* _Task instructions_
Every record should be written out exactly, with the pictures left out.
>> Begin The data
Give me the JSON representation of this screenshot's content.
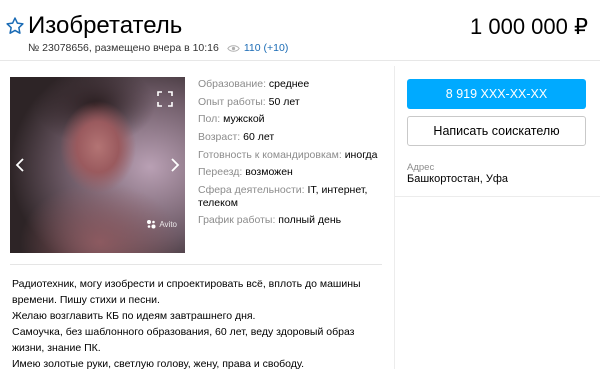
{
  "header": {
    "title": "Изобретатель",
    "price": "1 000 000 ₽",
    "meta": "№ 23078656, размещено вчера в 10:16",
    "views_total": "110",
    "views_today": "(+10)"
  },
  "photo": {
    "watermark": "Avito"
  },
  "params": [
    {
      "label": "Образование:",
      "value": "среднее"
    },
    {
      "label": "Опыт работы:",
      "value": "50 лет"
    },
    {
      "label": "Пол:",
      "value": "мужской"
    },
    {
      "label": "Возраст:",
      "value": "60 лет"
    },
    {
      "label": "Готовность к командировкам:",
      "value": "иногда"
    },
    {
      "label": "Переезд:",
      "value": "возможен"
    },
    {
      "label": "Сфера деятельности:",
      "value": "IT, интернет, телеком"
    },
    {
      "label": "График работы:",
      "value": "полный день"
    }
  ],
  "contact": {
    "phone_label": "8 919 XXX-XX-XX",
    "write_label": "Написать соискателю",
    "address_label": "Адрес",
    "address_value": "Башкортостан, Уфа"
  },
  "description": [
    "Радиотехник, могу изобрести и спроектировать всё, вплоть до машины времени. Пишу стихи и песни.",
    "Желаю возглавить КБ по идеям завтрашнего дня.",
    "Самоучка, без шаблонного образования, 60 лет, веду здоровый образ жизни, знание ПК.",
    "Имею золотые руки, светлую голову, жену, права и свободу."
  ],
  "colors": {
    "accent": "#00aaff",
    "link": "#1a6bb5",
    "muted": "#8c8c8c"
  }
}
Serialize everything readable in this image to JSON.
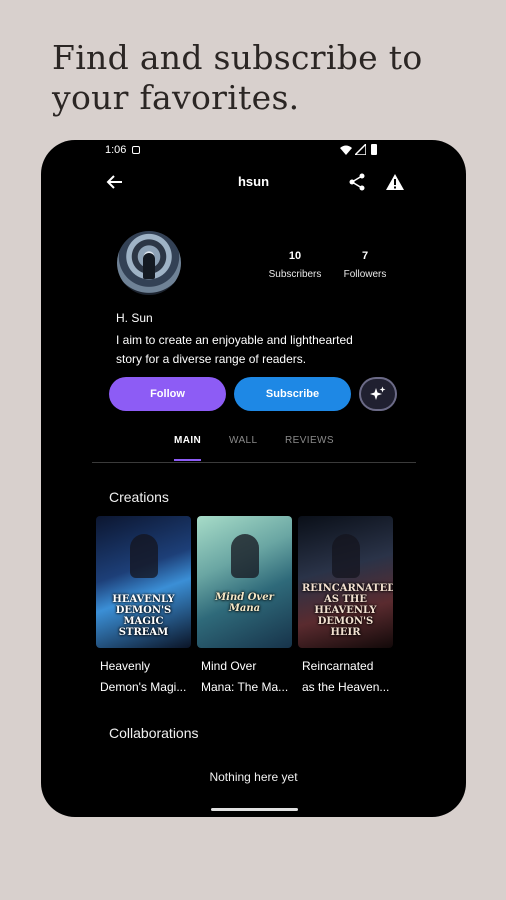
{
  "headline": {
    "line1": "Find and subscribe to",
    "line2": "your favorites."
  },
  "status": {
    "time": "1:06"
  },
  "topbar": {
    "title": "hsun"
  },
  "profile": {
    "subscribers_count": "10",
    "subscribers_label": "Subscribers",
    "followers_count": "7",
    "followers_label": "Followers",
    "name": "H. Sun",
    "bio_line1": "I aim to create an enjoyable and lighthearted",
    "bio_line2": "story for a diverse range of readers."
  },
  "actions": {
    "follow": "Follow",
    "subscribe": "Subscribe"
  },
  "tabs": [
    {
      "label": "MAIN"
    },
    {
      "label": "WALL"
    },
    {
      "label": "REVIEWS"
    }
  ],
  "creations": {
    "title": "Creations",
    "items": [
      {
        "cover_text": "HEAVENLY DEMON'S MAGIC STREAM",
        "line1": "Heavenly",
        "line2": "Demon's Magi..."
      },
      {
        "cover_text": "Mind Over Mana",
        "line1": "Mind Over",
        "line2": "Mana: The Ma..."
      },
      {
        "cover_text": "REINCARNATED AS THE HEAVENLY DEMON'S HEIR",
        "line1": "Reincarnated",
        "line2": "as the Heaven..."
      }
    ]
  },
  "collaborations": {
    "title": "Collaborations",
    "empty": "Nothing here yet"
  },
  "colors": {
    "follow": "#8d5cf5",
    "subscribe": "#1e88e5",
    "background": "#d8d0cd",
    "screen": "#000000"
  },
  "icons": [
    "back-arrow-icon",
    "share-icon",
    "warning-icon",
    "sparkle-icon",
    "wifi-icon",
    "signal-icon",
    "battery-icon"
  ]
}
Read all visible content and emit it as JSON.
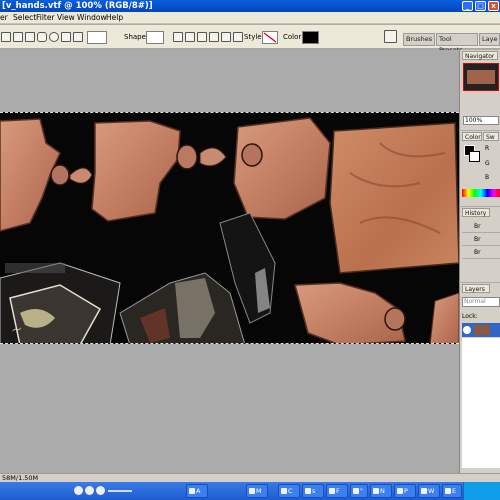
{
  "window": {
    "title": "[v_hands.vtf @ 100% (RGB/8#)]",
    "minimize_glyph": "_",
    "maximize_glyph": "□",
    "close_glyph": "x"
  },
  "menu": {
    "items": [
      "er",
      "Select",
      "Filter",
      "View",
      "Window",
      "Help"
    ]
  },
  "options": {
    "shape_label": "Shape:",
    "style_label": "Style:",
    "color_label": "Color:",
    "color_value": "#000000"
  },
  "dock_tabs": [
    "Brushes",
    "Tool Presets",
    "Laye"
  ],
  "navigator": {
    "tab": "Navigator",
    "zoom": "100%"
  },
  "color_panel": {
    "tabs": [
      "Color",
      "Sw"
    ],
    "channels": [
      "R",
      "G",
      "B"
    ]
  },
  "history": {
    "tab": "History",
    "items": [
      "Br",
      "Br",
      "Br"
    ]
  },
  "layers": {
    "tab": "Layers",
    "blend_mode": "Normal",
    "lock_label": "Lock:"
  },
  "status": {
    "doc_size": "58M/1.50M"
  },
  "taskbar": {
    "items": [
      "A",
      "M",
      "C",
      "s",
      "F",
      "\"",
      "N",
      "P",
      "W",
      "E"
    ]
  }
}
>> End The data
* _Correct result_
Give me the JSON representation of this screenshot's content.
{
  "header": {
    "title": "Изобретатель",
    "price": "1 000 000 ₽",
    "meta": "№ 23078656, размещено вчера в 10:16",
    "views_total": "110",
    "views_today": "(+10)"
  },
  "photo": {
    "watermark": "Avito"
  },
  "params": [
    {
      "label": "Образование:",
      "value": "среднее"
    },
    {
      "label": "Опыт работы:",
      "value": "50 лет"
    },
    {
      "label": "Пол:",
      "value": "мужской"
    },
    {
      "label": "Возраст:",
      "value": "60 лет"
    },
    {
      "label": "Готовность к командировкам:",
      "value": "иногда"
    },
    {
      "label": "Переезд:",
      "value": "возможен"
    },
    {
      "label": "Сфера деятельности:",
      "value": "IT, интернет, телеком"
    },
    {
      "label": "График работы:",
      "value": "полный день"
    }
  ],
  "contact": {
    "phone_label": "8 919 XXX-XX-XX",
    "write_label": "Написать соискателю",
    "address_label": "Адрес",
    "address_value": "Башкортостан, Уфа"
  },
  "description": [
    "Радиотехник, могу изобрести и спроектировать всё, вплоть до машины времени. Пишу стихи и песни.",
    "Желаю возглавить КБ по идеям завтрашнего дня.",
    "Самоучка, без шаблонного образования, 60 лет, веду здоровый образ жизни, знание ПК.",
    "Имею золотые руки, светлую голову, жену, права и свободу."
  ],
  "colors": {
    "accent": "#00aaff",
    "link": "#1a6bb5",
    "muted": "#8c8c8c"
  }
}
Serialize everything readable in this image to JSON.
{
  "headline": {
    "line1": "Find and subscribe to",
    "line2": "your favorites."
  },
  "status": {
    "time": "1:06"
  },
  "topbar": {
    "title": "hsun"
  },
  "profile": {
    "subscribers_count": "10",
    "subscribers_label": "Subscribers",
    "followers_count": "7",
    "followers_label": "Followers",
    "name": "H. Sun",
    "bio_line1": "I aim to create an enjoyable and lighthearted",
    "bio_line2": "story for a diverse range of readers."
  },
  "actions": {
    "follow": "Follow",
    "subscribe": "Subscribe"
  },
  "tabs": [
    {
      "label": "MAIN"
    },
    {
      "label": "WALL"
    },
    {
      "label": "REVIEWS"
    }
  ],
  "creations": {
    "title": "Creations",
    "items": [
      {
        "cover_text": "HEAVENLY DEMON'S MAGIC STREAM",
        "line1": "Heavenly",
        "line2": "Demon's Magi..."
      },
      {
        "cover_text": "Mind Over Mana",
        "line1": "Mind Over",
        "line2": "Mana: The Ma..."
      },
      {
        "cover_text": "REINCARNATED AS THE HEAVENLY DEMON'S HEIR",
        "line1": "Reincarnated",
        "line2": "as the Heaven..."
      }
    ]
  },
  "collaborations": {
    "title": "Collaborations",
    "empty": "Nothing here yet"
  },
  "colors": {
    "follow": "#8d5cf5",
    "subscribe": "#1e88e5",
    "background": "#d8d0cd",
    "screen": "#000000"
  },
  "icons": [
    "back-arrow-icon",
    "share-icon",
    "warning-icon",
    "sparkle-icon",
    "wifi-icon",
    "signal-icon",
    "battery-icon"
  ]
}
Read all visible content and emit it as JSON.
{
  "window": {
    "title": "[v_hands.vtf @ 100% (RGB/8#)]",
    "minimize_glyph": "_",
    "maximize_glyph": "□",
    "close_glyph": "x"
  },
  "menu": {
    "items": [
      "er",
      "Select",
      "Filter",
      "View",
      "Window",
      "Help"
    ]
  },
  "options": {
    "shape_label": "Shape:",
    "style_label": "Style:",
    "color_label": "Color:",
    "color_value": "#000000"
  },
  "dock_tabs": [
    "Brushes",
    "Tool Presets",
    "Laye"
  ],
  "navigator": {
    "tab": "Navigator",
    "zoom": "100%"
  },
  "color_panel": {
    "tabs": [
      "Color",
      "Sw"
    ],
    "channels": [
      "R",
      "G",
      "B"
    ]
  },
  "history": {
    "tab": "History",
    "items": [
      "Br",
      "Br",
      "Br"
    ]
  },
  "layers": {
    "tab": "Layers",
    "blend_mode": "Normal",
    "lock_label": "Lock:"
  },
  "status": {
    "doc_size": "58M/1.50M"
  },
  "taskbar": {
    "items": [
      "A",
      "M",
      "C",
      "s",
      "F",
      "\"",
      "N",
      "P",
      "W",
      "E"
    ]
  }
}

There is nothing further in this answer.